*ROWS*
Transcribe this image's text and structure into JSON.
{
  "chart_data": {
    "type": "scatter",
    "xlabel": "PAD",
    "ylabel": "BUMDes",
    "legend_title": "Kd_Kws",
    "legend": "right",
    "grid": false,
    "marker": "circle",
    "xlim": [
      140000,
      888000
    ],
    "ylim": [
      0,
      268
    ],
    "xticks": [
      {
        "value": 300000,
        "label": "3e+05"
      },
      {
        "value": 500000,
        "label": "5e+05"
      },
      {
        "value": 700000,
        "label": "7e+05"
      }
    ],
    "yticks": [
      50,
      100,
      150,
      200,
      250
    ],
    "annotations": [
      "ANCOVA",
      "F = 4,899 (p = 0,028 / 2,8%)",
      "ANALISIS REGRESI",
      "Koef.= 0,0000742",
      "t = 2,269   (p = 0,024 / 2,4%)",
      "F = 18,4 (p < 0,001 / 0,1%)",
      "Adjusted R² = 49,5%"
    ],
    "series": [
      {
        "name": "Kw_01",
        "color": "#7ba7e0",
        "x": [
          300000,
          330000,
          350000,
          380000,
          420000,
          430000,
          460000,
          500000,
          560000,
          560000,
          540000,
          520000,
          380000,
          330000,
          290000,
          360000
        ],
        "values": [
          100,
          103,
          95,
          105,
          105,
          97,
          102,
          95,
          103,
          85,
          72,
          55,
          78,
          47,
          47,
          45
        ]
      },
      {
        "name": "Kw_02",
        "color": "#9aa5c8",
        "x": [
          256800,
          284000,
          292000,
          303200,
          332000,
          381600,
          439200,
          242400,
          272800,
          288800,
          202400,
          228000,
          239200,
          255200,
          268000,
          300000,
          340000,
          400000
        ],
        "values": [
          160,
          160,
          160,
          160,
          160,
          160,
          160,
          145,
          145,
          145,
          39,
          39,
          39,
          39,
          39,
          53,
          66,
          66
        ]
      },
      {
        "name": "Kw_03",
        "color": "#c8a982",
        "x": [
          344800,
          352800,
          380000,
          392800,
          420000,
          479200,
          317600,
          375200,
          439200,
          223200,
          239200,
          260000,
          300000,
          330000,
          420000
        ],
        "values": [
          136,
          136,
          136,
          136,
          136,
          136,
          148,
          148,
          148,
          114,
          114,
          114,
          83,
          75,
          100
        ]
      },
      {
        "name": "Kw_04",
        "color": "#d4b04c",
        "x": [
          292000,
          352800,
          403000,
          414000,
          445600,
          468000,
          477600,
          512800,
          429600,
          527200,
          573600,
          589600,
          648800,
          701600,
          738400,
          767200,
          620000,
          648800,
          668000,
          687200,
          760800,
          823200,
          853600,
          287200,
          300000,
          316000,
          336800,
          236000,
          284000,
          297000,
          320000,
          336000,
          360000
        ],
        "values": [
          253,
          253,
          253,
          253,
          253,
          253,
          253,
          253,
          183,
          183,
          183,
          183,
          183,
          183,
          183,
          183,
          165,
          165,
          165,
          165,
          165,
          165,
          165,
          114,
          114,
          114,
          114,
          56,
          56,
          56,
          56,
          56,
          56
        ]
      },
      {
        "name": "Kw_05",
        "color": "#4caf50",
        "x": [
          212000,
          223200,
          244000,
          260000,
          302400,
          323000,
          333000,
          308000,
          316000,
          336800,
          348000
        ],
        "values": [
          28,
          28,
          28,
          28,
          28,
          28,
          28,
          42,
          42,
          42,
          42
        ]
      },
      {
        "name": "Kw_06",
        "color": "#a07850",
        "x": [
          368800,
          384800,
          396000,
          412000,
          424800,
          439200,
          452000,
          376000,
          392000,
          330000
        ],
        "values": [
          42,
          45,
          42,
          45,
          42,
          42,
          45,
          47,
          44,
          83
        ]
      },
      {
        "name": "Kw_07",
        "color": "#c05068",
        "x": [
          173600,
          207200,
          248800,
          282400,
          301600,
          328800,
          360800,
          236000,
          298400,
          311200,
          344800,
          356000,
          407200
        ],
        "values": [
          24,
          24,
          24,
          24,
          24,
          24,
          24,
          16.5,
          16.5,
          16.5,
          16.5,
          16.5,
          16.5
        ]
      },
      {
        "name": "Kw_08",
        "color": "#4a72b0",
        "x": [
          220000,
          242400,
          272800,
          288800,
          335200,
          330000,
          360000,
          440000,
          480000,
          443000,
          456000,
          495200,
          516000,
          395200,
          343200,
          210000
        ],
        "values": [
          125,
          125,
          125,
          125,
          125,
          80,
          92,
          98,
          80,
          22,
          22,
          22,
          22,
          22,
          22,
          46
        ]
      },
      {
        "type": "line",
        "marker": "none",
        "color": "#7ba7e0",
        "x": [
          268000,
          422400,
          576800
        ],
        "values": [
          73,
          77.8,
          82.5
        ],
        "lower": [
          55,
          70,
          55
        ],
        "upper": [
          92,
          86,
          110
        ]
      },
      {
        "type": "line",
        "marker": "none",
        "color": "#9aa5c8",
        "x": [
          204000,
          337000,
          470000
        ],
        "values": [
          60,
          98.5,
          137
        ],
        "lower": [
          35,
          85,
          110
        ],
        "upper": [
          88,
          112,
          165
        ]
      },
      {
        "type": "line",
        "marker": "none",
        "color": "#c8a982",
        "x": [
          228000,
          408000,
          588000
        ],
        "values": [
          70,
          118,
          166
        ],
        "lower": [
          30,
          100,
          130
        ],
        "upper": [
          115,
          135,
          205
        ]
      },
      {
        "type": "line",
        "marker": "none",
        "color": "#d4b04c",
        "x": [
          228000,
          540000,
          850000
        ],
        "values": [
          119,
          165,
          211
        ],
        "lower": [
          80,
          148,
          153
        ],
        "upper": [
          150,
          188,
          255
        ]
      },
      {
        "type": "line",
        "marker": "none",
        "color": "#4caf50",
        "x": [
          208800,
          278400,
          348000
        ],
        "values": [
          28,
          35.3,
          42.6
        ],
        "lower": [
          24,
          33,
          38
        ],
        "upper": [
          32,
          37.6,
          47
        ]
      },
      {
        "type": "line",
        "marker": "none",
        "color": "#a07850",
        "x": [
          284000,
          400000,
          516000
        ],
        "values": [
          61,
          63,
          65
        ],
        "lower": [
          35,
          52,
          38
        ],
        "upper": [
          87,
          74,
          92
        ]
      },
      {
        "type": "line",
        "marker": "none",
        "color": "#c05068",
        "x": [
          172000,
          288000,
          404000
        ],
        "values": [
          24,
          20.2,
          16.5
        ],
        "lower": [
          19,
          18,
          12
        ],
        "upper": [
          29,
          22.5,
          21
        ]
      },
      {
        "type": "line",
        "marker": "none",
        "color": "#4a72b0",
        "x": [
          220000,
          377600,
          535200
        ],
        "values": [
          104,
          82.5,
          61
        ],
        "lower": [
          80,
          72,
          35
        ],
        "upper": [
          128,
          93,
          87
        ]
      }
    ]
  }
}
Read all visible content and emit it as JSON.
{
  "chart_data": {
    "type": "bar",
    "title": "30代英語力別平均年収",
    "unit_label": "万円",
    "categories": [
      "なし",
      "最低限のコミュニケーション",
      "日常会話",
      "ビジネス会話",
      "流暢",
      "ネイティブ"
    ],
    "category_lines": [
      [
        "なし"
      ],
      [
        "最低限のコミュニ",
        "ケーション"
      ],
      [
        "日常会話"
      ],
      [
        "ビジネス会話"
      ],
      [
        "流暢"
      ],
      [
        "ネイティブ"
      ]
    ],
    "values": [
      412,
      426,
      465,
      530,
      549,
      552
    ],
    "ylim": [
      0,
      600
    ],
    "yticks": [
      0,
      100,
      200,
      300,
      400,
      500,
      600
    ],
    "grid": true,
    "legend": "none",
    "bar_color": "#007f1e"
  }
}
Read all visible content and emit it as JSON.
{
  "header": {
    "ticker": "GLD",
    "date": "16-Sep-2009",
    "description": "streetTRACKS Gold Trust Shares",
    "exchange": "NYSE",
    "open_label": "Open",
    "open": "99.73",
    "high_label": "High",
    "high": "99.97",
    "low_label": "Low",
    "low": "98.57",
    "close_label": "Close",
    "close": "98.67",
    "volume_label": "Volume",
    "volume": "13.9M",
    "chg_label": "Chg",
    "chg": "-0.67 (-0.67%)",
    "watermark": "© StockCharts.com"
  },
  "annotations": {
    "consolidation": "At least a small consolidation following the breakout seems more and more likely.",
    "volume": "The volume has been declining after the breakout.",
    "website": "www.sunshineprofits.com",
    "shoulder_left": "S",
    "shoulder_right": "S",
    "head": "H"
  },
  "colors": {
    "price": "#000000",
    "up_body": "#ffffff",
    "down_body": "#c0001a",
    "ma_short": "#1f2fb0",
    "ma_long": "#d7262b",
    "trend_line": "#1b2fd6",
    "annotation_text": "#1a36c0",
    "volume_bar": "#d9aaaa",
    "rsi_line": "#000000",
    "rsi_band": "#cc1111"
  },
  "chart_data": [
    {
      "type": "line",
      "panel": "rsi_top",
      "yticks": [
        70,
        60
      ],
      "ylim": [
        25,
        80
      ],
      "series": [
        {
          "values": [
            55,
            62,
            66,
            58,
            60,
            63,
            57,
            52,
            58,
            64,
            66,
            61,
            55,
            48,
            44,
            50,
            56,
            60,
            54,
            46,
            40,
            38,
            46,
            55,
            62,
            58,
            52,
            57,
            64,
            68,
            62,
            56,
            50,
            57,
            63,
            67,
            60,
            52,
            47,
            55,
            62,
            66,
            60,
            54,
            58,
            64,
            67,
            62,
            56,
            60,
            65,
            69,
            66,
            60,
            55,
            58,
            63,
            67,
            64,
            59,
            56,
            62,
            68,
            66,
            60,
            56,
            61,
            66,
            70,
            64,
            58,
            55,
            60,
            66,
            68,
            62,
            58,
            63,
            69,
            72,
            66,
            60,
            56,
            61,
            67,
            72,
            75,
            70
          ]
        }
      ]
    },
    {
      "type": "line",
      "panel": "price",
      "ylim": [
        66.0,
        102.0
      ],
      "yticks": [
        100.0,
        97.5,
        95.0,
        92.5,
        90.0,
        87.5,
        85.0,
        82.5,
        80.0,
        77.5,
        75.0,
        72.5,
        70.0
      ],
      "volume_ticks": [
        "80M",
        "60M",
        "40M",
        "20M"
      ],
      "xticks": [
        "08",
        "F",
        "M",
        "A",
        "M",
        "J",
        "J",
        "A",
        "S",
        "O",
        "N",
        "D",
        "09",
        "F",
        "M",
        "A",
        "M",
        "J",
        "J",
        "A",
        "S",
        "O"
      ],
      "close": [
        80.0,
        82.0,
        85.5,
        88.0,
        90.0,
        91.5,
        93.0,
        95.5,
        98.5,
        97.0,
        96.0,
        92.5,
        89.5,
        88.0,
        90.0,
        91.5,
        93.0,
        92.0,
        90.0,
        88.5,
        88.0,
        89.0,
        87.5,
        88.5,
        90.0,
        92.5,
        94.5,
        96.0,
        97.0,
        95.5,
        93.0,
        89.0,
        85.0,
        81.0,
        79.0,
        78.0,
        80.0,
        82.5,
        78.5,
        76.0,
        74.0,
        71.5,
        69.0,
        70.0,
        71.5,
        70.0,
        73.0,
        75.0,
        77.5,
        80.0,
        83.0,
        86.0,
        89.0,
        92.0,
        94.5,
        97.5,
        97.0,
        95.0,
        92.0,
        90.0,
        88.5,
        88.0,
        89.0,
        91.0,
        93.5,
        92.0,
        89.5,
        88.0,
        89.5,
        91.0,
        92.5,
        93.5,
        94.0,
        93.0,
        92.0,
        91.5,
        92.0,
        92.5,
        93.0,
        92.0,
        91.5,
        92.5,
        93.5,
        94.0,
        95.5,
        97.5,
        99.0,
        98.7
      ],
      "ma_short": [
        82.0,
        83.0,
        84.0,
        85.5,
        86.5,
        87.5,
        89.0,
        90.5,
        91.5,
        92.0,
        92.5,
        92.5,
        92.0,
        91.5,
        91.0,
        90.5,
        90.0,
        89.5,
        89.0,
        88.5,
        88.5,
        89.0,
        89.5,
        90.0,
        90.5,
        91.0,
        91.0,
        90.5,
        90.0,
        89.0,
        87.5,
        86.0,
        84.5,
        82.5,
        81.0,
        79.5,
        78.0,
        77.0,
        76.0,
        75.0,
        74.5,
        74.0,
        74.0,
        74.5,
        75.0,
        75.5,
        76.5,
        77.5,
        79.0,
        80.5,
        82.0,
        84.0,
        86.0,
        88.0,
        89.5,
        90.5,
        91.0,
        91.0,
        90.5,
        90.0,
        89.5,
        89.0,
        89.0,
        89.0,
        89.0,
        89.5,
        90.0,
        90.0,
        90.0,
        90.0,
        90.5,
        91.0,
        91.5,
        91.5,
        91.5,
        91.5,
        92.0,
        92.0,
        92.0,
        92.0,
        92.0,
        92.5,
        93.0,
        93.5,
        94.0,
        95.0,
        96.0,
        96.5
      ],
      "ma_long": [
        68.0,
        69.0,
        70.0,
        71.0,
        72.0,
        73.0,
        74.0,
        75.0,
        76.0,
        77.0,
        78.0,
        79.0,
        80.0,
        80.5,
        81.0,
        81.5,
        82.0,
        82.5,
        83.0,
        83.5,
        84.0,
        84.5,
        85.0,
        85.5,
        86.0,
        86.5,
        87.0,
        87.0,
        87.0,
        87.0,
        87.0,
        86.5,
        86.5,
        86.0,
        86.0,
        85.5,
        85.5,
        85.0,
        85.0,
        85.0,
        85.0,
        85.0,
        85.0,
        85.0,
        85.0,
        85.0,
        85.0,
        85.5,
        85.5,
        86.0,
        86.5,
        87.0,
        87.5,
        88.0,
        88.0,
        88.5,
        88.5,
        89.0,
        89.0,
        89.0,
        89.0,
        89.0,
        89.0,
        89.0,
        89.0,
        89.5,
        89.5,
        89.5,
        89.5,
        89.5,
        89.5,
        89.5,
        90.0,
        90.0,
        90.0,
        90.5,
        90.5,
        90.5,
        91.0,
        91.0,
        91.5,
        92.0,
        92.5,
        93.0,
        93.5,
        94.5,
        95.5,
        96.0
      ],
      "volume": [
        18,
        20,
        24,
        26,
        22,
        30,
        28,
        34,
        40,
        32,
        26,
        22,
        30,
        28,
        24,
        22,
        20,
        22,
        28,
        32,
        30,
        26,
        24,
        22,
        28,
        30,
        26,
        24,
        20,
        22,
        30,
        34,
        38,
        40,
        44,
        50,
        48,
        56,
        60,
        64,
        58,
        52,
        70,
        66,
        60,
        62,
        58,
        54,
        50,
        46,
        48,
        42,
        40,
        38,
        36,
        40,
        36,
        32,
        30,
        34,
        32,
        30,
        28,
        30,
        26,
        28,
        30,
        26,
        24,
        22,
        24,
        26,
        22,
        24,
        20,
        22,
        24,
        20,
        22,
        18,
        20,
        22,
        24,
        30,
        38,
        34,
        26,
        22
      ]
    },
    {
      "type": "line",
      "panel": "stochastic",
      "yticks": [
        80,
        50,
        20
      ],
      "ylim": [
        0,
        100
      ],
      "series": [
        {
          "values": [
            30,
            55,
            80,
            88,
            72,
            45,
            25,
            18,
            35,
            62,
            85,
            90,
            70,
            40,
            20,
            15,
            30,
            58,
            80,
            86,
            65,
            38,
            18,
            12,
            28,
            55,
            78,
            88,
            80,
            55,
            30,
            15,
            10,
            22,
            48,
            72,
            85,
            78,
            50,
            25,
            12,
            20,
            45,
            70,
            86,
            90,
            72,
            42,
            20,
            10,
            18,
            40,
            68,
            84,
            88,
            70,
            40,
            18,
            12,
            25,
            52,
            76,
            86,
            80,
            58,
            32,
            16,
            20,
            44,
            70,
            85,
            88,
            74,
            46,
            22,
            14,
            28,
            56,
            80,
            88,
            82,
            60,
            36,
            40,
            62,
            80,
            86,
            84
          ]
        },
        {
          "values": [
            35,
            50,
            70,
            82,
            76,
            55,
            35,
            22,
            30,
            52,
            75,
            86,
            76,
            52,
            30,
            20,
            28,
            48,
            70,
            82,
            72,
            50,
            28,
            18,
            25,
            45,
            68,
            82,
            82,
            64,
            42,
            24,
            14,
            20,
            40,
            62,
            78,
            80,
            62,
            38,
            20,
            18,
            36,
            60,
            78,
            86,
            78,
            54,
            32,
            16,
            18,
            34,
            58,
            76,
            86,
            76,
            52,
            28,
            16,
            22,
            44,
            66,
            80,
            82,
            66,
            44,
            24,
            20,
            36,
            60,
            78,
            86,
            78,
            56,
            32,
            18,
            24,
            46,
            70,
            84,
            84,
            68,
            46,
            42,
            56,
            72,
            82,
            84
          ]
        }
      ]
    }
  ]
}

*WHAT YOU ARE ASKED TO DO*
Lines that hold the word "panel" are the ones to return, every one of them.

*CORRECT RESULT*
      "panel": "rsi_top",
      "panel": "price",
      "panel": "stochastic",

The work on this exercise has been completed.